| Texto del documento |
■ ■ ■ ■ ■ ■ ■

Esto me ha ayudado también a comprender la música desde la perspectiva de
ejecutante. Cuando uno comprende lo que el compositor quiso decir al organizar su obra de
cierta manera, cómo tocarla se evidencia desde dentro hacia fuera. No hace falta siquiera
escucharla grabada en disco: ésa es sólo una interpretación posible. Cada quien ve algo
propio en una obra ajena, sea de Bach, Mozart, Beethoven, Chopin, Brahms, etcétera. La
clave es ponerse a tono con el compositor, comprender lo que él o ella quiso hacer, y
después introducir el alma propia. A diferencia de la composición o la traducción poéticas,
aquí no se trata de hacer que el verso —la música en este caso— se deje, sino que uno se
deje en manos de la música, habiéndola comprendido. Pero para dejarse en manos de la
música, es preciso dominar la técnica que nos lo permita. Aquí, como en la poesía, no es
sólo cuestión de emoción sino de saber cómo expresar esa emoción técnicamente. Sin el
dominio técnico, la única manera de expresar emoción es con volumen, poco o mucho, bien
o mal manifestado. Pero la música implica muchísimo más, y el único modo de expresarlo
es mediante una técnica impecable.

■ ■ ■ ■ ■ ■ ■

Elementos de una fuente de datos
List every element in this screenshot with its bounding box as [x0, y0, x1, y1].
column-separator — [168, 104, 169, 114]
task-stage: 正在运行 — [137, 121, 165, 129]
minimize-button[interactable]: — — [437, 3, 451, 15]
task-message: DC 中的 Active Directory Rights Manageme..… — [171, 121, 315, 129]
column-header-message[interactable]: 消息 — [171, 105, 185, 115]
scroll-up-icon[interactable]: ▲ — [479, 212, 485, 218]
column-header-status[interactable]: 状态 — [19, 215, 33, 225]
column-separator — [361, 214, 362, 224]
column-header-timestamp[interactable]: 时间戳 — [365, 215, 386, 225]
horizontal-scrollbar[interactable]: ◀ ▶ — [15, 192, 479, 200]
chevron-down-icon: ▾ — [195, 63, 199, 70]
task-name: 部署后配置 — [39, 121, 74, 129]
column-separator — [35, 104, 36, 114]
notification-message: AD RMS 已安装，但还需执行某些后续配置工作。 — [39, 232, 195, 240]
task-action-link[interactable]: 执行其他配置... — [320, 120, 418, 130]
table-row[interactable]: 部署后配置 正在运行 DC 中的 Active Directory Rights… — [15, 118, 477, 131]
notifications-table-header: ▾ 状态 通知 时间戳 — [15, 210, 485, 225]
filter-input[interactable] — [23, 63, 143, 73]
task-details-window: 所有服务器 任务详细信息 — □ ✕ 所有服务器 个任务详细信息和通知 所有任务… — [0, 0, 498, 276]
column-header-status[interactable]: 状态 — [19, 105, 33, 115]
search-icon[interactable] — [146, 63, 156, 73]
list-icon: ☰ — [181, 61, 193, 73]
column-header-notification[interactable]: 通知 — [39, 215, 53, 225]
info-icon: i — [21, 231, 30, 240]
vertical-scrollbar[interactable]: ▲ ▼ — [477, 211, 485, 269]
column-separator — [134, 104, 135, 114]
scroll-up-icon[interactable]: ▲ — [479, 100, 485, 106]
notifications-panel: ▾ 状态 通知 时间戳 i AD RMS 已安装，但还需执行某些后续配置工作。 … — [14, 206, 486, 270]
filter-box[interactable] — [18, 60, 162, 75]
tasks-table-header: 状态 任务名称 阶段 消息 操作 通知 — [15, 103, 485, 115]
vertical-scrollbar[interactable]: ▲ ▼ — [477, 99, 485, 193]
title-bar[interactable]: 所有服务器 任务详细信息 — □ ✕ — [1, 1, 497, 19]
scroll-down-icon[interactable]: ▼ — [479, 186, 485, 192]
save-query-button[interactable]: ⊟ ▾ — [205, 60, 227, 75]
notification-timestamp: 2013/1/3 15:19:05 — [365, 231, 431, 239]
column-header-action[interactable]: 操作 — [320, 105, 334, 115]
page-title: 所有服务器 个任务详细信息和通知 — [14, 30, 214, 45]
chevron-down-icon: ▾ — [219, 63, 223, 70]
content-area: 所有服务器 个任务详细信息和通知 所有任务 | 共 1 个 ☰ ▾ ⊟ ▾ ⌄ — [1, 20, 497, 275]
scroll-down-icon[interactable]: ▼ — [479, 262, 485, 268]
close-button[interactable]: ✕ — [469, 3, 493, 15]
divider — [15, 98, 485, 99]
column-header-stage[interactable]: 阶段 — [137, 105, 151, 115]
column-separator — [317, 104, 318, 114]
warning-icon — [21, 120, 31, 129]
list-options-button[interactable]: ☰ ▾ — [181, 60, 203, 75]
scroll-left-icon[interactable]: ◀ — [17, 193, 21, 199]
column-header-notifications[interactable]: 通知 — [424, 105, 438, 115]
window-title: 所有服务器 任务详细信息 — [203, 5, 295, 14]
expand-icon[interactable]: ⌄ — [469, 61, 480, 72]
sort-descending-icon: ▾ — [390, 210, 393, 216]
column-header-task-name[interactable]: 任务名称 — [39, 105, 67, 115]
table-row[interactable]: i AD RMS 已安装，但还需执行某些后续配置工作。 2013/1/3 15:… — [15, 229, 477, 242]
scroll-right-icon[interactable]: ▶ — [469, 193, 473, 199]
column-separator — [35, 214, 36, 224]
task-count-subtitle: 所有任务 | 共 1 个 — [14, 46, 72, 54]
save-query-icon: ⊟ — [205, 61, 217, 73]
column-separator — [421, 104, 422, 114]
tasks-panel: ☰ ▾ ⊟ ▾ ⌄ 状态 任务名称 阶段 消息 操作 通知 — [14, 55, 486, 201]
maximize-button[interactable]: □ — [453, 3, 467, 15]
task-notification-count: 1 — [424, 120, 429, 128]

■ ■ ■ ■ ■ ■ ■

| Responde lo siguiente |
1 > Responde estas preguntas sobre el texto acerca de la interpretación musical:
(a) ¿Qué es una grabación en disco de una obra?
(b) ¿Qué es preciso dominar para dejarse en manos de la música?
(c) ¿Cuál es la única manera de expresar emoción sin dominio técnico?
2 > ¿Podrías extender el texto sobre la interpretación musical a partir de su última oración?
Las filas no intervienen en nada de esto.

| Respuestas por tarea |
1 >
(a) Sólo una interpretación posible.
(b) La técnica que lo permita.
(c) Con volumen, poco o mucho, bien o mal manifestado.

2 >
Uno, como creador, tiende a ver todo desde la perspectiva del arte. Puede ser un
gran error por cuanto tendemos a literaturizar lo que nada tiene que ver con la literatura,
pero también puede ser un acierto innegable, porque permite poner un problema —por
difícil que sea— en perspectiva, donde pueda ser analizado con la frialdad técnica del poeta
o narrador. Cuanto más habilidad técnica tengamos, en este caso para analizar la realidad y
no sólo una obra de arte, más rápido hallaremos la forma de enderezar los tuertos de nuestra
existencia.
Dos epifanías bonifacinas: Forma es fondo y No hay verso que no se deje. Todo lo
que necesito saber para vivir en el mundo, no lo aprendí en aula alguna sino luchando con
la poesía, que siempre ha sido la mejor metáfora para hablar de la vida misma.